[Collected data entries]
'''

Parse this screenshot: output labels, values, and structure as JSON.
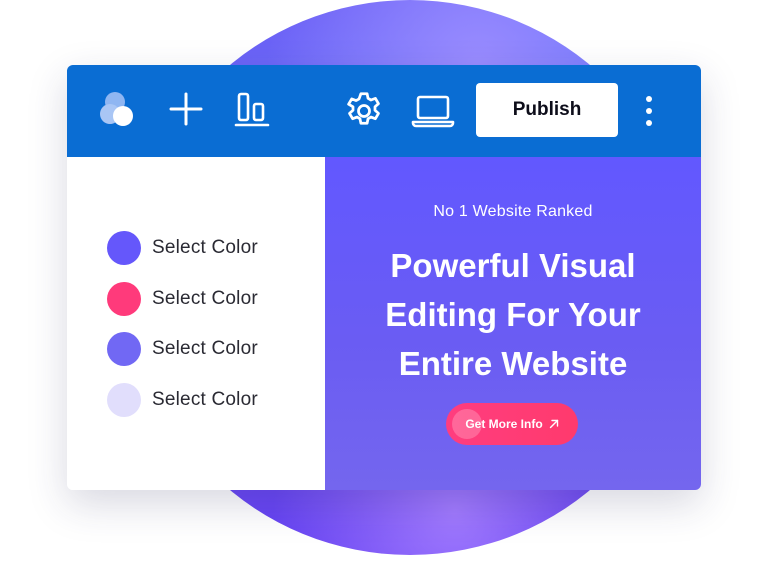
{
  "toolbar": {
    "icons": [
      "logo-icon",
      "plus-icon",
      "align-bottom-icon",
      "gear-icon",
      "laptop-icon",
      "more-vertical-icon"
    ],
    "publish_label": "Publish",
    "background": "#0a6dd3"
  },
  "color_panel": {
    "items": [
      {
        "label": "Select Color",
        "color": "#6557fb"
      },
      {
        "label": "Select Color",
        "color": "#ff3a7b"
      },
      {
        "label": "Select Color",
        "color": "#7168f4"
      },
      {
        "label": "Select Color",
        "color": "#e1defc"
      }
    ]
  },
  "preview": {
    "kicker": "No 1 Website Ranked",
    "headline_lines": [
      "Powerful Visual",
      "Editing For Your",
      "Entire Website"
    ],
    "cta_label": "Get More Info",
    "cta_icon": "arrow-up-right-icon",
    "cta_color": "#ff3d7f",
    "background": "#6258ff"
  }
}
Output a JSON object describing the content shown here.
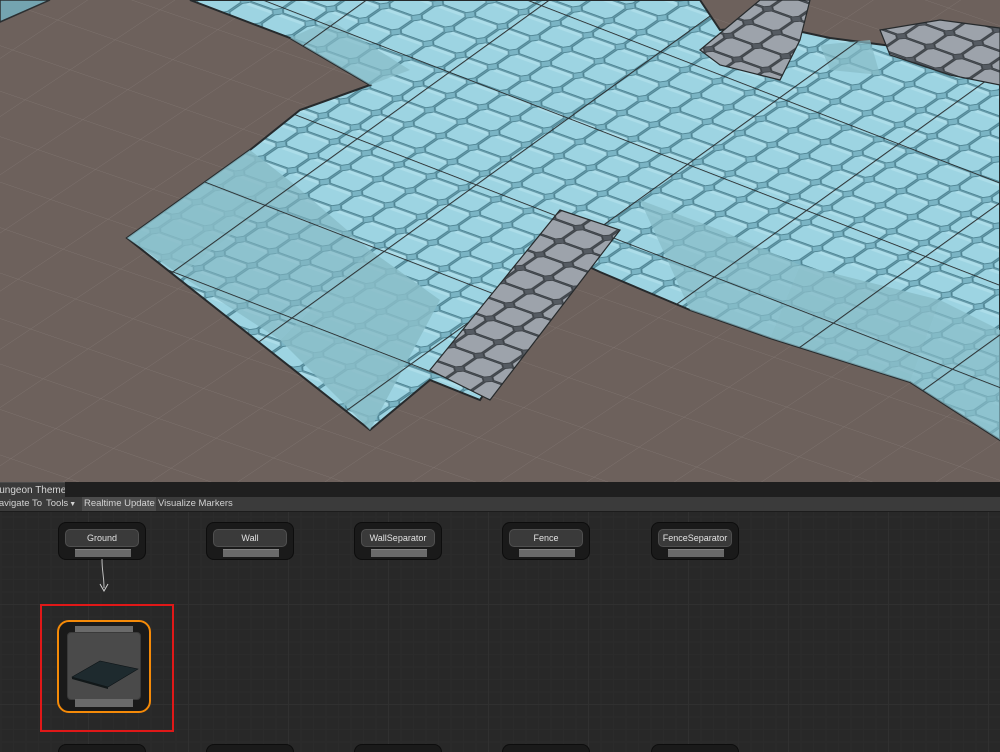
{
  "panel": {
    "tab_title": "Dungeon Theme",
    "toolbar": {
      "navigate_label": "Navigate To",
      "tools_label": "Tools",
      "realtime_label": "Realtime Update",
      "visualize_label": "Visualize Markers"
    }
  },
  "nodes": [
    {
      "label": "Ground"
    },
    {
      "label": "Wall"
    },
    {
      "label": "WallSeparator"
    },
    {
      "label": "Fence"
    },
    {
      "label": "FenceSeparator"
    }
  ],
  "colors": {
    "ground": "#6d615c",
    "floor_tint": "#77b2c2",
    "stone_gray": "#8f949c",
    "selection": "#e01818",
    "node_highlight": "#f58a08"
  },
  "icons": {
    "dropdown": "triangle-down",
    "link_arrow": "arrow-down"
  }
}
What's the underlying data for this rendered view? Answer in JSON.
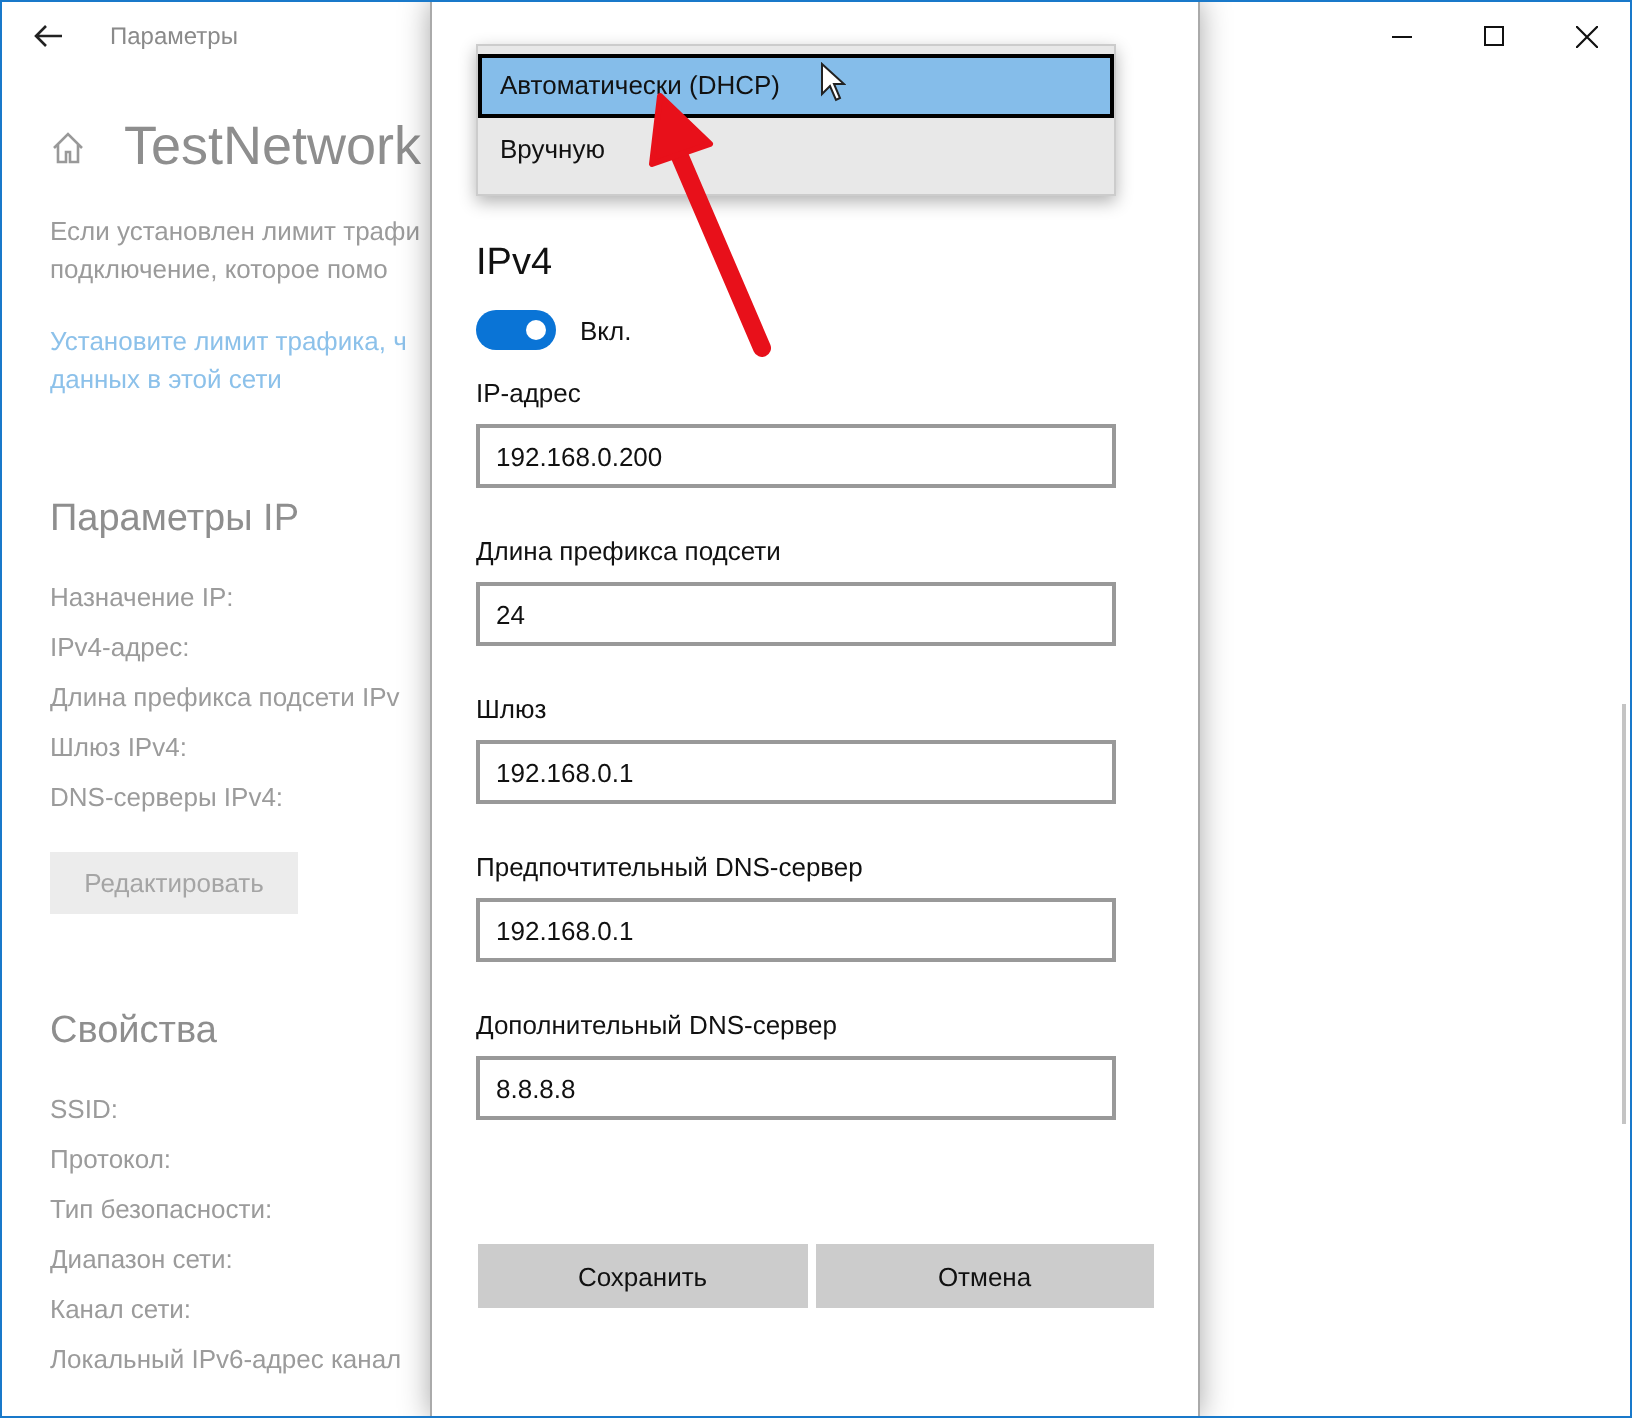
{
  "window": {
    "title": "Параметры"
  },
  "page": {
    "title": "TestNetwork",
    "description_lines": [
      "Если установлен лимит трафи",
      "подключение, которое помо"
    ],
    "link_lines": [
      "Установите лимит трафика, ч",
      "данных в этой сети"
    ]
  },
  "ip_settings": {
    "title": "Параметры IP",
    "fields": [
      "Назначение IP:",
      "IPv4-адрес:",
      "Длина префикса подсети IPv",
      "Шлюз IPv4:",
      "DNS-серверы IPv4:"
    ],
    "edit_button": "Редактировать"
  },
  "properties": {
    "title": "Свойства",
    "fields": [
      "SSID:",
      "Протокол:",
      "Тип безопасности:",
      "Диапазон сети:",
      "Канал сети:",
      "Локальный IPv6-адрес канал"
    ]
  },
  "dialog": {
    "dropdown": {
      "options": [
        {
          "label": "Автоматически (DHCP)",
          "selected": true
        },
        {
          "label": "Вручную",
          "selected": false
        }
      ]
    },
    "ipv4": {
      "title": "IPv4",
      "toggle": {
        "on": true,
        "label": "Вкл."
      }
    },
    "fields": [
      {
        "label": "IP-адрес",
        "value": "192.168.0.200"
      },
      {
        "label": "Длина префикса подсети",
        "value": "24"
      },
      {
        "label": "Шлюз",
        "value": "192.168.0.1"
      },
      {
        "label": "Предпочтительный DNS-сервер",
        "value": "192.168.0.1"
      },
      {
        "label": "Дополнительный DNS-сервер",
        "value": "8.8.8.8"
      }
    ],
    "buttons": [
      "Сохранить",
      "Отмена"
    ]
  }
}
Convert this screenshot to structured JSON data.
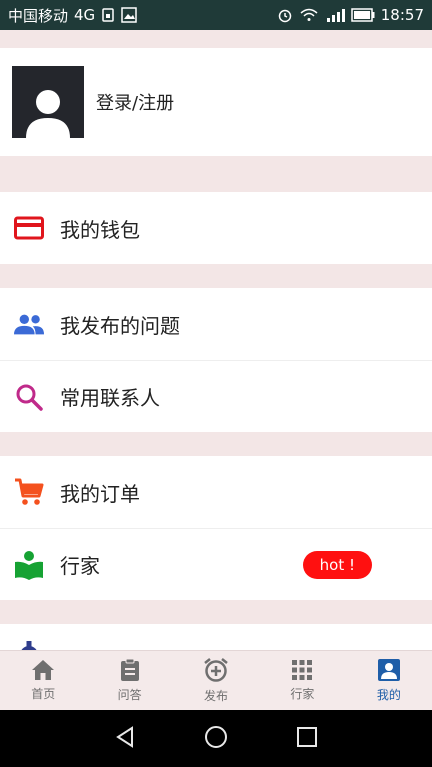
{
  "status_bar": {
    "carrier": "中国移动",
    "network": "4G",
    "time": "18:57"
  },
  "profile": {
    "login_label": "登录/注册"
  },
  "menu": {
    "wallet": "我的钱包",
    "my_questions": "我发布的问题",
    "contacts": "常用联系人",
    "orders": "我的订单",
    "experts": "行家",
    "hot_badge": "hot !"
  },
  "bottom_nav": {
    "home": "首页",
    "qa": "问答",
    "publish": "发布",
    "experts": "行家",
    "mine": "我的"
  },
  "colors": {
    "accent_blue": "#1f5ea8",
    "wallet_red": "#e0151c",
    "cart_orange": "#f4511e",
    "search_purple": "#c02a8a",
    "book_green": "#16a233",
    "people_blue": "#3b6ad6"
  }
}
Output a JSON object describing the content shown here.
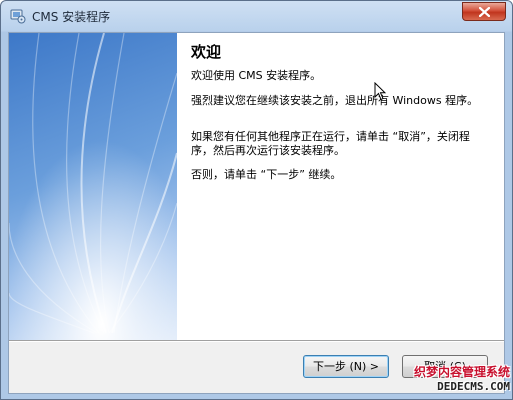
{
  "window": {
    "title": "CMS 安装程序"
  },
  "icons": {
    "app": "installer-icon",
    "close": "close-icon",
    "cursor": "mouse-pointer-icon"
  },
  "page": {
    "heading": "欢迎",
    "para1": "欢迎使用 CMS  安装程序。",
    "para2": "强烈建议您在继续该安装之前，退出所有 Windows 程序。",
    "para3": "如果您有任何其他程序正在运行，请单击 “取消”，关闭程序，然后再次运行该安装程序。",
    "para4": "否则，请单击 “下一步” 继续。"
  },
  "buttons": {
    "next_label": "下一步 (N) >",
    "cancel_label": "取消 (C)"
  },
  "watermark": {
    "line1": "织梦内容管理系统",
    "line2": "DEDECMS.COM"
  },
  "colors": {
    "banner_blue": "#3d78c8",
    "close_red": "#c0351e",
    "watermark_red": "#c8102e"
  }
}
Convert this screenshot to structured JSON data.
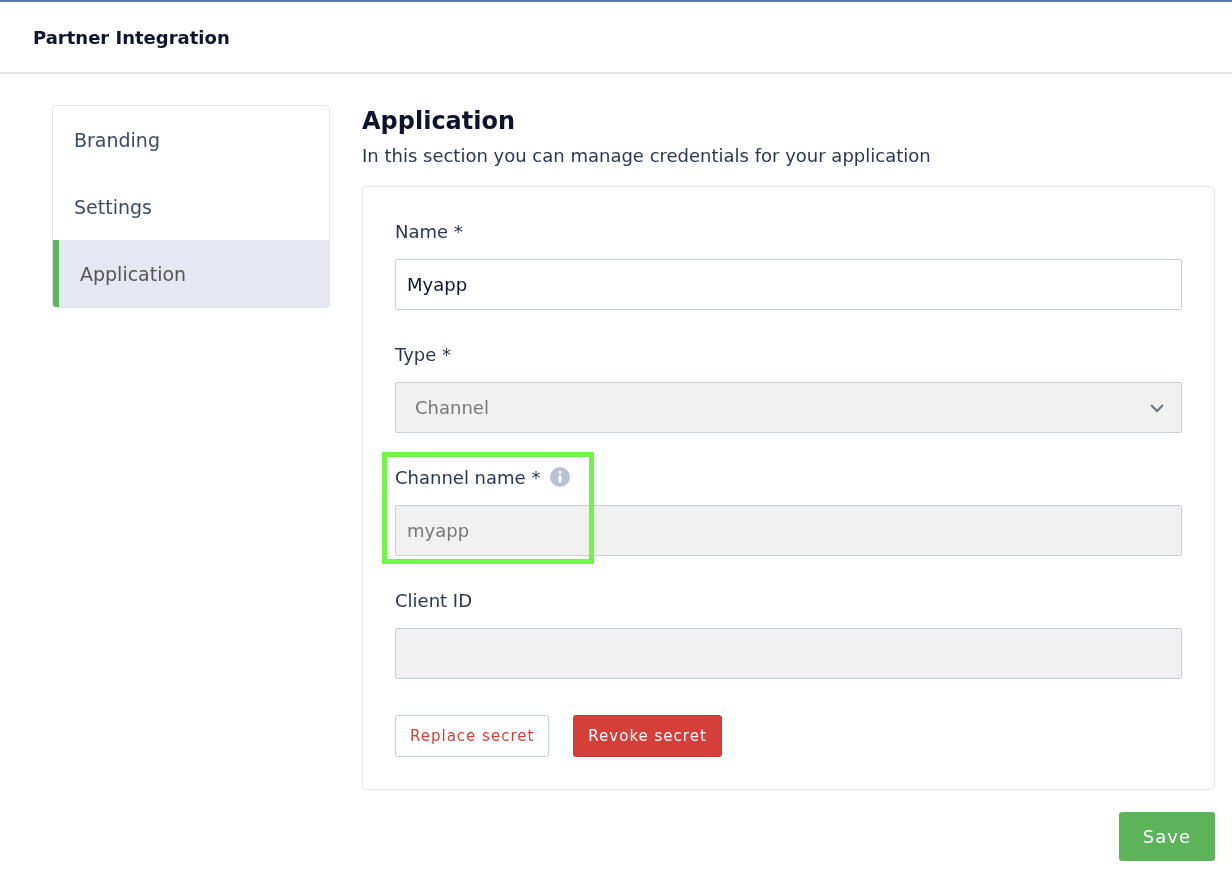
{
  "header": {
    "title": "Partner Integration"
  },
  "sidebar": {
    "items": [
      {
        "label": "Branding",
        "selected": false
      },
      {
        "label": "Settings",
        "selected": false
      },
      {
        "label": "Application",
        "selected": true
      }
    ]
  },
  "section": {
    "title": "Application",
    "subtitle": "In this section you can manage credentials for your application"
  },
  "fields": [
    {
      "kind": "text",
      "label": "Name *",
      "value": "Myapp",
      "disabled": false,
      "info": false,
      "highlighted": false
    },
    {
      "kind": "select",
      "label": "Type *",
      "value": "Channel",
      "disabled": true,
      "info": false,
      "highlighted": false
    },
    {
      "kind": "text",
      "label": "Channel name *",
      "value": "myapp",
      "disabled": true,
      "info": true,
      "highlighted": true
    },
    {
      "kind": "text",
      "label": "Client ID",
      "disabled": true,
      "info": false,
      "highlighted": false
    }
  ],
  "buttons": [
    {
      "kind": "outline",
      "label": "Replace secret"
    },
    {
      "kind": "danger",
      "label": "Revoke secret"
    }
  ],
  "save_button": "Save"
}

'''

▶ _What you will do_:
Going over the lines above, work out how many include "Website", then give only that number.

▶ _Exercise answer_:
2